:: Source document ::
------------------------------

# how to bid on walmart stores



## green_oasis

I am looking online for a place and location to bid on walmart stores in our area here in northern indiana. can anyone help me find the site online to do so ?


----------



## iceyman

your trying to bid a walmart online? just walk in the store and ask the manager if you can bid for snow plowing.....maybe hell say yes,, maybe hell say no


----------



## snow junkie

I am under the impression all vendors need to be approved by corporate. You can find the form online but can't submit it online, need to print it out amd mail it.


----------



## green_oasis

i am also under the impression that the process is going on online or as the other fellow stated the forms are online. i have made a few attempts to address the store manager with a bid. However, i have also heard rumors of an online process. Since the store here is brand new and not had a snow season under their belt I hoped there would be a corporate bid site to give more insite. I do continue to attempt to contact the store manager, but have found it difficult to make direct contact . he is heavily guarded it seems and has CIA protection or something here , (lol sarcastic comment). I just hoped other seasoned snow vets might have a better insight on this rumored bidding process.


----------



## grandview

Is this Walls Mart a stand alone store? If it's in a plaza you might have to go through the developer to bid on it.


----------



## LwnmwrMan22

You'll have to go in each day to get to the manager.

The online process will work once you're approved.

It may work before that, but if you do it online, you've never made a personal contact with the manager.

Get your butt in there, show some determination.

Don't just leave the impression of your business on the sheet of a FLAT piece of paper.

That's how I got mine.


----------



## windrowsnow

i called one of the walmarts yesterday to ask if they were taking bids. the manager wasnt the nicest guy ive ever dealt with. but they take bids in two weeks. if you dont have teh means to do it dont bother......not one flake of snow in front of the store.


----------



## powerjoke

you lazy bunch of S.O.B's get youre ass in there and talk to them, and i don't mean over the phone! 

wal-mart dosent own any of thier stores they are all built by someone and rented to them so do you re homework. and figure out who ownes the one you want to work at. 

off my rant' lol

PJ


----------



## cretebaby

powerjoke;587114 said:


> you lazy bunch of S.O.B's get youre ass in there and talk to them, and i don't mean over the phone!

------------------------------

:: Record extracts ::
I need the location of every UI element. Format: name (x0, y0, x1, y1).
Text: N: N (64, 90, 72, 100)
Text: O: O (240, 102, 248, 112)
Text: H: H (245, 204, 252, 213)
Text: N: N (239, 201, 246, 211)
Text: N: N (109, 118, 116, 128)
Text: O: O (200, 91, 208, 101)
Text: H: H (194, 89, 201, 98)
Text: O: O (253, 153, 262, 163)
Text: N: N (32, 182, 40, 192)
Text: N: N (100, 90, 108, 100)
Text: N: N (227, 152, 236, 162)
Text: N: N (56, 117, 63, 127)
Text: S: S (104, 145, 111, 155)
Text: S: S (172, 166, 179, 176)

------------------------------

:: Exercise set ::
1. Render all 15 rows of Block 1 as a Markdown table with the columns n and Line, leaving out any blank lines.
2. Write the next part of the forum thread about bidding on Walmart stores, continuing past the last post shown.

:: Per-task answers ::
1.
| n | Line |
|---|---|
| 1 | I need the location of every UI element. Format: name (x0, y0, x1, y1). |
| 2 | Text: N: N (64, 90, 72, 100) |
| 3 | Text: O: O (240, 102, 248, 112) |
| 4 | Text: H: H (245, 204, 252, 213) |
| 5 | Text: N: N (239, 201, 246, 211) |
| 6 | Text: N: N (109, 118, 116, 128) |
| 7 | Text: O: O (200, 91, 208, 101) |
| 8 | Text: H: H (194, 89, 201, 98) |
| 9 | Text: O: O (253, 153, 262, 163) |
| 10 | Text: N: N (32, 182, 40, 192) |
| 11 | Text: N: N (100, 90, 108, 100) |
| 12 | Text: N: N (227, 152, 236, 162) |
| 13 | Text: N: N (56, 117, 63, 127) |
| 14 | Text: S: S (104, 145, 111, 155) |
| 15 | Text: S: S (172, 166, 179, 176) |

2.
> 
> wal-mart dosent own any of thier stores they are all built by someone and rented to them so do you re homework. and figure out who ownes the one you want to work at.
> 
> off my rant' lol
> 
> PJ


the walmarts around here are owned by walmart or at least a walmart entity and the managers compile bids


----------



## LwnmwrMan22

powerjoke;587114 said:


> you lazy bunch of S.O.B's get youre ass in there and talk to them, and i don't mean over the phone!
> 
> wal-mart dosent own any of thier stores they are all built by someone and rented to them so do you re homework. and figure out who ownes the one you want to work at.
> 
> off my rant' lol
> 
> PJ


uhhhhh... for what it's worth, the Wal-Marts here are owned by Wal-Mart. I don't think I've ever seen one that wasn't, unless it was attached to a strip mall or other development.


----------



## cretebaby

companies the size of walmart typically dont rent

why would they make someone else rich by renting from them


----------



## windrowsnow

lol walmart doesnt like to pay there employees good wages...so really why would they pay to rent? i know the dollar generals around here rent there buildings


----------



## cretebaby

the dollar generals here dont rent either


----------



## JD Dave

cretebaby;587118 said:


> companies the size of walmart typically dont rent
> 
> why would they make someone else rich by renting from them


All the Walmarts around here rent and I know that for sure and just because Walmart is tendering out snow, doesn't mean they own the land the building is sitting on, they might just have a 25 year lease on it and be responsible for their own maintenance.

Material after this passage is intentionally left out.